**Aim of the exercise:** Search the entries below. Return every line that has "依据所学知识可知" in it.
"""
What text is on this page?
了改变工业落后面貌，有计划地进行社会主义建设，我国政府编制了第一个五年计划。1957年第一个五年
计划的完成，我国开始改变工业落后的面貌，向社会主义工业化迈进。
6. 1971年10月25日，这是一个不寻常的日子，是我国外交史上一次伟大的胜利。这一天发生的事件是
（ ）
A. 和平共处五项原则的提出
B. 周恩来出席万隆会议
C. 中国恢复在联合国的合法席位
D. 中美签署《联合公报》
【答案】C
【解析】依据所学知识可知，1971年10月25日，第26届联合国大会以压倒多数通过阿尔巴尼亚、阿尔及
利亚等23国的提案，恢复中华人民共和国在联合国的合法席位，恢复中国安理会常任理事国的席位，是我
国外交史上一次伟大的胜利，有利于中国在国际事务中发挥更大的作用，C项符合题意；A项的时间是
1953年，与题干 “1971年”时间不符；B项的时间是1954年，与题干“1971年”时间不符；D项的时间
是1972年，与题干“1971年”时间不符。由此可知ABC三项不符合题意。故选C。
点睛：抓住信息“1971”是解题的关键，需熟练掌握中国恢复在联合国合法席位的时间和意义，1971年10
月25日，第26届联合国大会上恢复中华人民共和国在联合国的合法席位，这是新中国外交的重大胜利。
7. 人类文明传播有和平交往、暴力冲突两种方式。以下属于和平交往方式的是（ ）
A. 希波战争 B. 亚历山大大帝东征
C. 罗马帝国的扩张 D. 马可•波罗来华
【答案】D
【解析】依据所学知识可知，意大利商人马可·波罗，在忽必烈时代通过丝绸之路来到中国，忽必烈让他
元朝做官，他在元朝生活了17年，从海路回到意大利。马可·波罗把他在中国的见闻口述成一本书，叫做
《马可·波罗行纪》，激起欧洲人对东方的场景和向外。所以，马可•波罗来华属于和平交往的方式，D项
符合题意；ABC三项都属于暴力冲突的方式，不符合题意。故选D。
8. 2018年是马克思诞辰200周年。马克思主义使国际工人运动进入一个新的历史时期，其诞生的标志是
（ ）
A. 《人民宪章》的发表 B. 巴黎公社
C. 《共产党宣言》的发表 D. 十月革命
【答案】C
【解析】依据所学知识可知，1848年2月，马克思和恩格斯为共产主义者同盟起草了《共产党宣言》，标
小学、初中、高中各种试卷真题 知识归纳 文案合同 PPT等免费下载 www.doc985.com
"""
**Full answer:**
【解析】依据所学知识可知，1971年10月25日，第26届联合国大会以压倒多数通过阿尔巴尼亚、阿尔及
【解析】依据所学知识可知，意大利商人马可·波罗，在忽必烈时代通过丝绸之路来到中国，忽必烈让他
【解析】依据所学知识可知，1848年2月，马克思和恩格斯为共产主义者同盟起草了《共产党宣言》，标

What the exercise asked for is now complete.